▸ **APPLY WHAT YOU READ**:
(1) Retype the E. coli study summary from "Purpose of the" to "of human association.", word for word.
(2) Extend the summary of the E. coli host-association study, picking up right after its final line.

▸ **PAGE EXTRACT**:
════════
Purpose of the Study:

  • To develop and apply a machine learning classifier for predicting the host association (human vs. cattle) of E. coli isolates using whole genome sequences (WGS).
  • To evaluate the zoonotic potential of key STEC serotypes by scoring their likelihood of human association.
  • To lay the groundwork for predicting the zoonotic threat of E. coli isolates based on WGS data.

Main Methods:

  • Utilized whole genome sequences (WGS) of E. coli isolates from cattle and human hosts.
  • Developed a machine learning classifier to predict host association based on genomic content.
  • Applied the classifier to score STEC serotypes for their predicted association with human hosts.

Main Results:

  • The developed classifier successfully predicted host association for E. coli isolates.
════════
▸ **INFORMATION SHOWN**:

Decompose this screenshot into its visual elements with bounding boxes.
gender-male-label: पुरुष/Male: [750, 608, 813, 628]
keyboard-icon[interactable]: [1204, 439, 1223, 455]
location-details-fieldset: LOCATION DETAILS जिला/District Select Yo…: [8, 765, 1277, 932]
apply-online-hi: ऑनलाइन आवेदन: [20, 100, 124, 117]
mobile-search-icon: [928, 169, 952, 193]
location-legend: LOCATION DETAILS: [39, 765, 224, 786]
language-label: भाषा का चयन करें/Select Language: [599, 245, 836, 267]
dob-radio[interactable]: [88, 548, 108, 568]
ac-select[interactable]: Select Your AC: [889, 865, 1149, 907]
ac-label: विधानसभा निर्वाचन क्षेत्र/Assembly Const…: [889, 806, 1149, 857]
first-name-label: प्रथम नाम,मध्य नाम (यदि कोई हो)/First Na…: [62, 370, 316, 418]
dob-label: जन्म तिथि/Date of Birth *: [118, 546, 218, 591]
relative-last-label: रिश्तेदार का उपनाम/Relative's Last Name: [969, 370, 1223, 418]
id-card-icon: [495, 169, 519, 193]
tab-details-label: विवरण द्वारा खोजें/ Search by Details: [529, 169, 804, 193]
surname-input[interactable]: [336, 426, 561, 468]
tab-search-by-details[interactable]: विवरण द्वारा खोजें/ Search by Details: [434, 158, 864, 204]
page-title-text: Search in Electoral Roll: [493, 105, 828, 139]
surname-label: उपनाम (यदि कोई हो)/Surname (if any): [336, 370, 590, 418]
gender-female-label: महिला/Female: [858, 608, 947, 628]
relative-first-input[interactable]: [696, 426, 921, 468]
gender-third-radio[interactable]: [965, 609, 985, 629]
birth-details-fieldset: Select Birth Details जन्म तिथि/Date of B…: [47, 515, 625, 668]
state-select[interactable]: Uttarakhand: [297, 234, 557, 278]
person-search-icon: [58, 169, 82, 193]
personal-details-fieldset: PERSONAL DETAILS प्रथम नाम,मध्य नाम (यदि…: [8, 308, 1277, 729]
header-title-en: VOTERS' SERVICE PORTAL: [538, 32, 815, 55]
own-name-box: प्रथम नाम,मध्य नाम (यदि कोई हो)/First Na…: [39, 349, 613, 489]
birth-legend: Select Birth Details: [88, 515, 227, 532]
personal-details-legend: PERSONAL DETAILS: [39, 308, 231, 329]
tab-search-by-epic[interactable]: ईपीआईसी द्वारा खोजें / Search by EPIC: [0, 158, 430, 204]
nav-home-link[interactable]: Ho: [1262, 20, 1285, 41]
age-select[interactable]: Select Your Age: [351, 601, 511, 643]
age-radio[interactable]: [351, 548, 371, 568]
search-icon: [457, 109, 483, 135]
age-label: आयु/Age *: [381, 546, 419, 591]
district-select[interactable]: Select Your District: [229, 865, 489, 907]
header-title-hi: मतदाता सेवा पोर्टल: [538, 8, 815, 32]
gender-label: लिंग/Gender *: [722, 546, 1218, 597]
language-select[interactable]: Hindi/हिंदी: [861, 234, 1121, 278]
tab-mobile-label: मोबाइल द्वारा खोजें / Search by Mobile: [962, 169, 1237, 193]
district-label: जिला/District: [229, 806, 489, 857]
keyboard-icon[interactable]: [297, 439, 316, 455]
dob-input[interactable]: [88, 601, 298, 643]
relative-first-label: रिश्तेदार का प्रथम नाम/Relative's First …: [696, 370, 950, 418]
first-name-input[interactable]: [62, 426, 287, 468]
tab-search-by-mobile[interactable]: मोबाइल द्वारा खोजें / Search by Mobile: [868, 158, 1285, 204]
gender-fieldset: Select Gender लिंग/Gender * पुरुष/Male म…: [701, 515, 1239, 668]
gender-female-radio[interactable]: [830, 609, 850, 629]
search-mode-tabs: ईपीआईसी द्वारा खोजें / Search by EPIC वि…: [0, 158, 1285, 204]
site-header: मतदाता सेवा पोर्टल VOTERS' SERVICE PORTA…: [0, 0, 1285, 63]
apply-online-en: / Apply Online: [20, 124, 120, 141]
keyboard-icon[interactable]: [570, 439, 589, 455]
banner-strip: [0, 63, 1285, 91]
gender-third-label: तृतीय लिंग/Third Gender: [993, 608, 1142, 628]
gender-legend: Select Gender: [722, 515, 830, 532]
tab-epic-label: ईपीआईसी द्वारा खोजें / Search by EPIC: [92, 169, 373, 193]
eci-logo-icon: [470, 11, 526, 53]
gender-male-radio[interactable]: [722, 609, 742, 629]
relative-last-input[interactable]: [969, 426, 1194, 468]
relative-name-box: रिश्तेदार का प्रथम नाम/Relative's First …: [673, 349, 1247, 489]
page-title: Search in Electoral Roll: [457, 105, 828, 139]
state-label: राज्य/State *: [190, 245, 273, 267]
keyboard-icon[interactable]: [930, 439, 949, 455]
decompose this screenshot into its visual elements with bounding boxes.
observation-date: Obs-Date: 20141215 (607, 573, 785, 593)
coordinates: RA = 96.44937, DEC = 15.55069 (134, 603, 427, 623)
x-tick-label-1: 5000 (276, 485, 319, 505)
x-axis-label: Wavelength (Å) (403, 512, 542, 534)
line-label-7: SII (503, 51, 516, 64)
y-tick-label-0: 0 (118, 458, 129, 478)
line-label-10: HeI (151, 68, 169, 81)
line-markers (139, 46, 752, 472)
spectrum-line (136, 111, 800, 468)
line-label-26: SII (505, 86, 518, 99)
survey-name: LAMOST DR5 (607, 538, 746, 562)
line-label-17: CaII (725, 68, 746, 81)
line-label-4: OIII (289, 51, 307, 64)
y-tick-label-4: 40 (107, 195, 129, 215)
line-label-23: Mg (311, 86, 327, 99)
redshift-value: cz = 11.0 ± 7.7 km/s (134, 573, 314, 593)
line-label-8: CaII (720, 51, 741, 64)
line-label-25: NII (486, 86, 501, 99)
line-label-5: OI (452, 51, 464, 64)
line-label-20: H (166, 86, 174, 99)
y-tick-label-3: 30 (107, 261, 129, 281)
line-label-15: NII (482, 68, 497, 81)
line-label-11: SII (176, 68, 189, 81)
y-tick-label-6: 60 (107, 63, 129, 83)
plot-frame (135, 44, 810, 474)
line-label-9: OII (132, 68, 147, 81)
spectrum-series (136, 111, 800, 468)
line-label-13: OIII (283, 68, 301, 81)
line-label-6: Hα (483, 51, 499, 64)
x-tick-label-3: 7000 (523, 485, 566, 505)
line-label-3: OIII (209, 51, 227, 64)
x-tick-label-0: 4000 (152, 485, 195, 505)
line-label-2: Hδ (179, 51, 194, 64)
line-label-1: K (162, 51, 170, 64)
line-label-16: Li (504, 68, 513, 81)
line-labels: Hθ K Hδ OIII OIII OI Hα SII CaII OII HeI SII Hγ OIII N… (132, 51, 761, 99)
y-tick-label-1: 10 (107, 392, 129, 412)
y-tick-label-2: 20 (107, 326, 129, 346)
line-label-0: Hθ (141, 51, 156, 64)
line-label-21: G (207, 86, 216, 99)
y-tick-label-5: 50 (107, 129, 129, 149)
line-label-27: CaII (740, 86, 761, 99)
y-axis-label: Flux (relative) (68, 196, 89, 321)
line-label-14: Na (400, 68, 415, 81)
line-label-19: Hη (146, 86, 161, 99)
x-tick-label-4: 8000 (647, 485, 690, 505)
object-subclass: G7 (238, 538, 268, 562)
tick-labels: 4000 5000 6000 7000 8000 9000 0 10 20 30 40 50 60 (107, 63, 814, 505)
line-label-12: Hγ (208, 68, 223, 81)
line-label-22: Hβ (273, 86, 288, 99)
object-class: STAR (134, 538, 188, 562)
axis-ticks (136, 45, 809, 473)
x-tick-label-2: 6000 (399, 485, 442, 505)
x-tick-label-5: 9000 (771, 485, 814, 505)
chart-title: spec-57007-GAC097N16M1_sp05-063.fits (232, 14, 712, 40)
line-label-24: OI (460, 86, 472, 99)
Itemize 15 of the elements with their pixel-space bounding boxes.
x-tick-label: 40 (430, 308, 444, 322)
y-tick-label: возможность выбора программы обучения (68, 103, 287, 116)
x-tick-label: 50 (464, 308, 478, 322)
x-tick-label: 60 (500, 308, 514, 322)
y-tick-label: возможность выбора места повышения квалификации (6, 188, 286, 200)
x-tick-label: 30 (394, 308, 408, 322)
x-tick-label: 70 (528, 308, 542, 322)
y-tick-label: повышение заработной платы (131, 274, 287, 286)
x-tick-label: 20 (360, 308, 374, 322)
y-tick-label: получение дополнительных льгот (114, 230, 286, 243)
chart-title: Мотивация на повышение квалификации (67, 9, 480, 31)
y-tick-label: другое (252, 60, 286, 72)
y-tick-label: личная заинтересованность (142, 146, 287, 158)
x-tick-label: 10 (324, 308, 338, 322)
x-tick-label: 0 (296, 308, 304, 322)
════════
▸ **ANSWERS BY TASK**:
(1)
Purpose of the Study:

  • To develop and apply a machine learning classifier for predicting the host association (human vs. cattle) of E. coli isolates using whole genome sequences (WGS).
  • To evaluate the zoonotic potential of key STEC serotypes by scoring their likelihood of human association.

(2)
  • Serogroups O157, O26, and O111 demonstrated the highest predicted human association, while O103 and O145 showed the lowest.
  • The study identified specific STEC serotypes with a higher likelihood of zoonotic transmission.

Conclusions:

  • Genomic content of E. coli isolates can accurately predict their host association.
  • Machine learning applied to WGS data is a powerful tool for assessing zoonotic risks posed by STEC.
  • Future integration with phylogenetic analysis will enhance the prediction of zoonotic threats from E. coli.